(Records that describe figures)
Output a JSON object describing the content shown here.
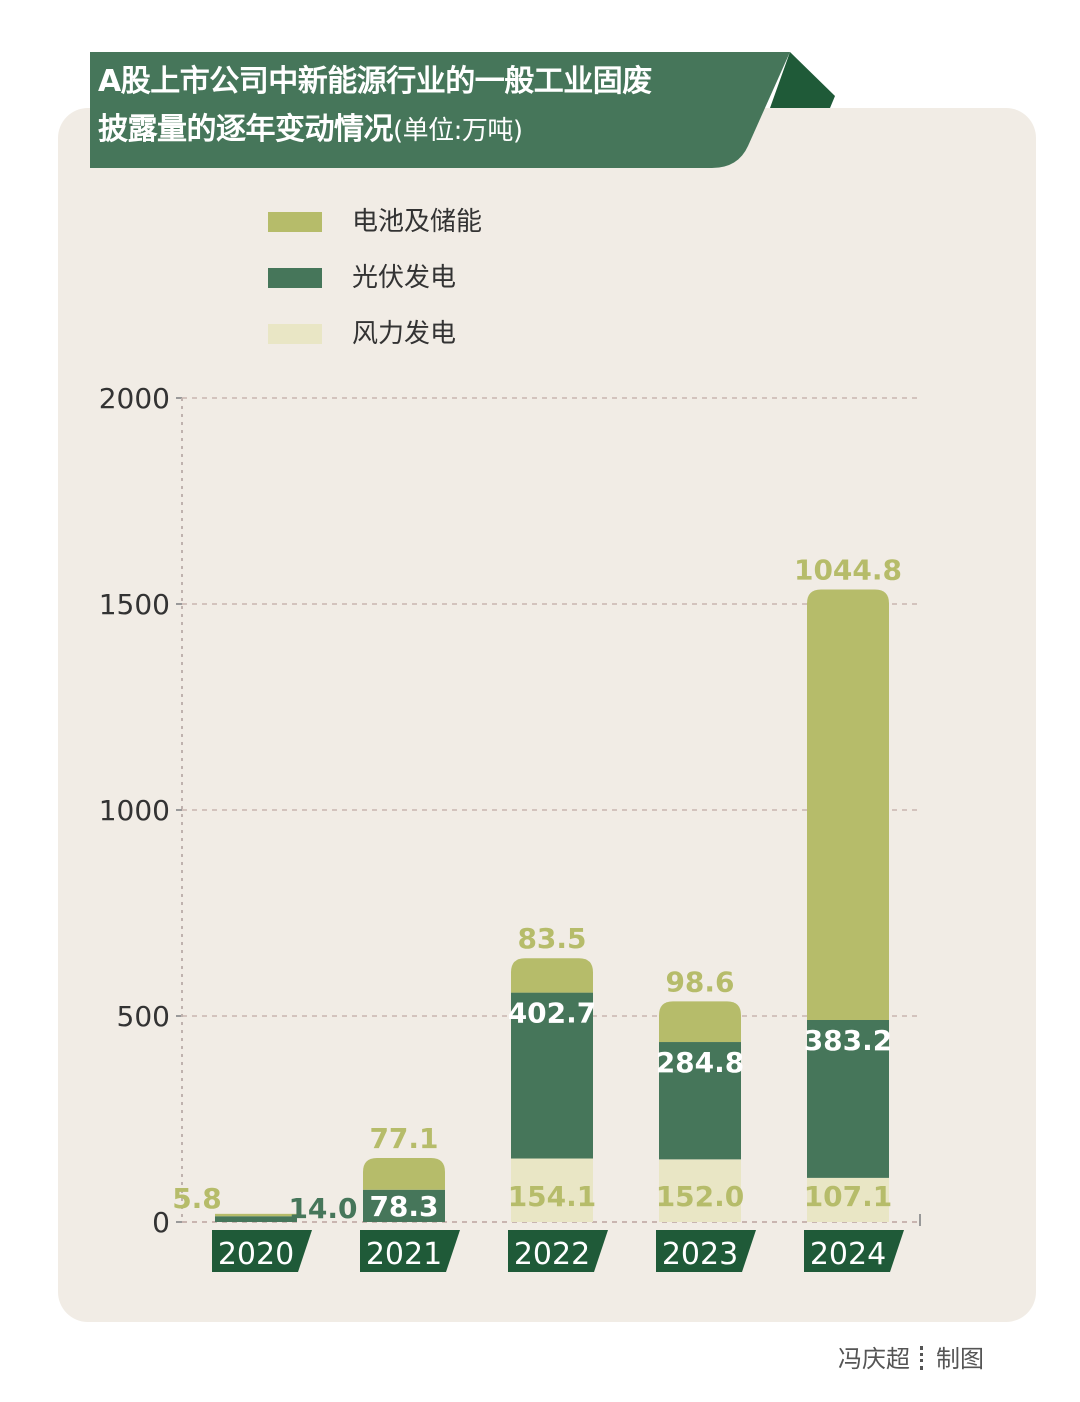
{
  "title": {
    "line1": "A股上市公司中新能源行业的一般工业固废",
    "line2": "披露量的逐年变动情况",
    "unit": "(单位:万吨)"
  },
  "colors": {
    "battery": "#b6bc6a",
    "pv": "#46765a",
    "wind": "#e9e6c5",
    "banner": "#46765a",
    "banner_dark": "#1f5a38",
    "card": "#f1ece5"
  },
  "legend": [
    {
      "label": "电池及储能",
      "color": "#b6bc6a"
    },
    {
      "label": "光伏发电",
      "color": "#46765a"
    },
    {
      "label": "风力发电",
      "color": "#e9e6c5"
    }
  ],
  "chart_data": {
    "type": "bar",
    "stacked": true,
    "categories": [
      "2020",
      "2021",
      "2022",
      "2023",
      "2024"
    ],
    "series": [
      {
        "name": "风力发电",
        "values": [
          0,
          0,
          154.1,
          152.0,
          107.1
        ],
        "labels": [
          "",
          "",
          "154.1",
          "152.0",
          "107.1"
        ]
      },
      {
        "name": "光伏发电",
        "values": [
          14.0,
          78.3,
          402.7,
          284.8,
          383.2
        ],
        "labels": [
          "14.0",
          "78.3",
          "402.7",
          "284.8",
          "383.2"
        ]
      },
      {
        "name": "电池及储能",
        "values": [
          5.8,
          77.1,
          83.5,
          98.6,
          1044.8
        ],
        "labels": [
          "5.8",
          "77.1",
          "83.5",
          "98.6",
          "1044.8"
        ]
      }
    ],
    "yticks": [
      "0",
      "500",
      "1000",
      "1500",
      "2000"
    ],
    "ylim": [
      0,
      2000
    ],
    "grid": true
  },
  "credit": {
    "author": "冯庆超",
    "role": "制图"
  }
}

▸ **TASK GOAL**:
Every line of the data should be copied as it stands, without the images.

▸ **TASK RESULT**:
Output a JSON object describing the content shown here.
{
  "title": {
    "line1": "A股上市公司中新能源行业的一般工业固废",
    "line2": "披露量的逐年变动情况",
    "unit": "(单位:万吨)"
  },
  "colors": {
    "battery": "#b6bc6a",
    "pv": "#46765a",
    "wind": "#e9e6c5",
    "banner": "#46765a",
    "banner_dark": "#1f5a38",
    "card": "#f1ece5"
  },
  "legend": [
    {
      "label": "电池及储能",
      "color": "#b6bc6a"
    },
    {
      "label": "光伏发电",
      "color": "#46765a"
    },
    {
      "label": "风力发电",
      "color": "#e9e6c5"
    }
  ],
  "chart_data": {
    "type": "bar",
    "stacked": true,
    "categories": [
      "2020",
      "2021",
      "2022",
      "2023",
      "2024"
    ],
    "series": [
      {
        "name": "风力发电",
        "values": [
          0,
          0,
          154.1,
          152.0,
          107.1
        ],
        "labels": [
          "",
          "",
          "154.1",
          "152.0",
          "107.1"
        ]
      },
      {
        "name": "光伏发电",
        "values": [
          14.0,
          78.3,
          402.7,
          284.8,
          383.2
        ],
        "labels": [
          "14.0",
          "78.3",
          "402.7",
          "284.8",
          "383.2"
        ]
      },
      {
        "name": "电池及储能",
        "values": [
          5.8,
          77.1,
          83.5,
          98.6,
          1044.8
        ],
        "labels": [
          "5.8",
          "77.1",
          "83.5",
          "98.6",
          "1044.8"
        ]
      }
    ],
    "yticks": [
      "0",
      "500",
      "1000",
      "1500",
      "2000"
    ],
    "ylim": [
      0,
      2000
    ],
    "grid": true
  },
  "credit": {
    "author": "冯庆超",
    "role": "制图"
  }
}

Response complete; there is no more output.